== Data extract ==

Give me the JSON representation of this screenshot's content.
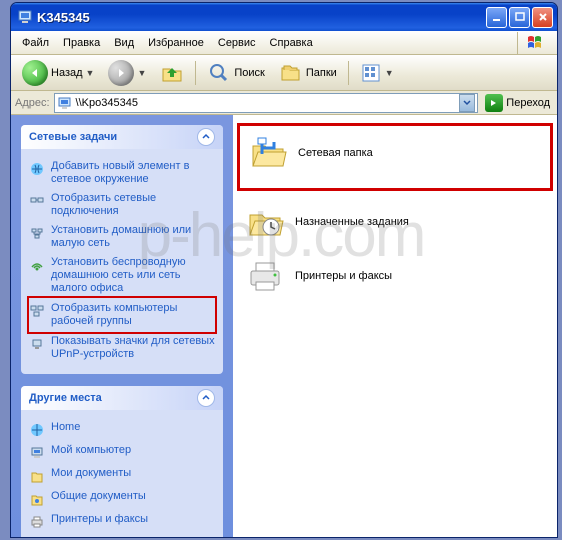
{
  "window": {
    "title": "K345345"
  },
  "menu": {
    "file": "Файл",
    "edit": "Правка",
    "view": "Вид",
    "favorites": "Избранное",
    "tools": "Сервис",
    "help": "Справка"
  },
  "toolbar": {
    "back": "Назад",
    "search": "Поиск",
    "folders": "Папки"
  },
  "address": {
    "label": "Адрес:",
    "value": "\\\\Kpo345345",
    "go": "Переход"
  },
  "sidebar": {
    "tasks_title": "Сетевые задачи",
    "tasks": [
      "Добавить новый элемент в сетевое окружение",
      "Отобразить сетевые подключения",
      "Установить домашнюю или малую сеть",
      "Установить беспроводную домашнюю сеть или сеть малого офиса",
      "Отобразить компьютеры рабочей группы",
      "Показывать значки для сетевых UPnP-устройств"
    ],
    "places_title": "Другие места",
    "places": [
      "Home",
      "Мой компьютер",
      "Мои документы",
      "Общие документы",
      "Принтеры и факсы"
    ]
  },
  "items": [
    "Сетевая папка",
    "Назначенные задания",
    "Принтеры и факсы"
  ],
  "watermark": "p-help.com"
}
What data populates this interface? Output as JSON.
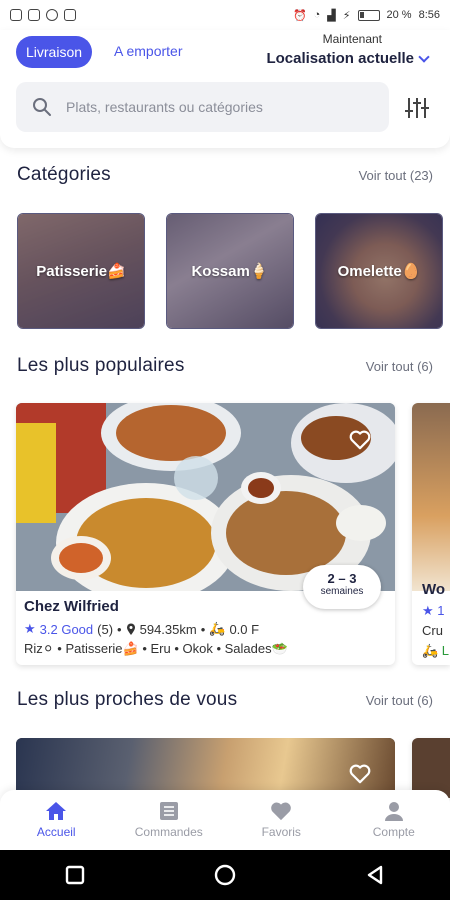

===

Work to complete >>
Images do not belong in the copy; reproduce all other parts of the records above verbatim.

Answer below >>
Give me the JSON representation of this screenshot's content.
{
  "window": {
    "title": "K345345"
  },
  "menu": {
    "file": "Файл",
    "edit": "Правка",
    "view": "Вид",
    "favorites": "Избранное",
    "tools": "Сервис",
    "help": "Справка"
  },
  "toolbar": {
    "back": "Назад",
    "search": "Поиск",
    "folders": "Папки"
  },
  "address": {
    "label": "Адрес:",
    "value": "\\\\Kpo345345",
    "go": "Переход"
  },
  "sidebar": {
    "tasks_title": "Сетевые задачи",
    "tasks": [
      "Добавить новый элемент в сетевое окружение",
      "Отобразить сетевые подключения",
      "Установить домашнюю или малую сеть",
      "Установить беспроводную домашнюю сеть или сеть малого офиса",
      "Отобразить компьютеры рабочей группы",
      "Показывать значки для сетевых UPnP-устройств"
    ],
    "places_title": "Другие места",
    "places": [
      "Home",
      "Мой компьютер",
      "Мои документы",
      "Общие документы",
      "Принтеры и факсы"
    ]
  },
  "items": [
    "Сетевая папка",
    "Назначенные задания",
    "Принтеры и факсы"
  ],
  "watermark": "p-help.com"
}
What data populates this interface? Output as JSON.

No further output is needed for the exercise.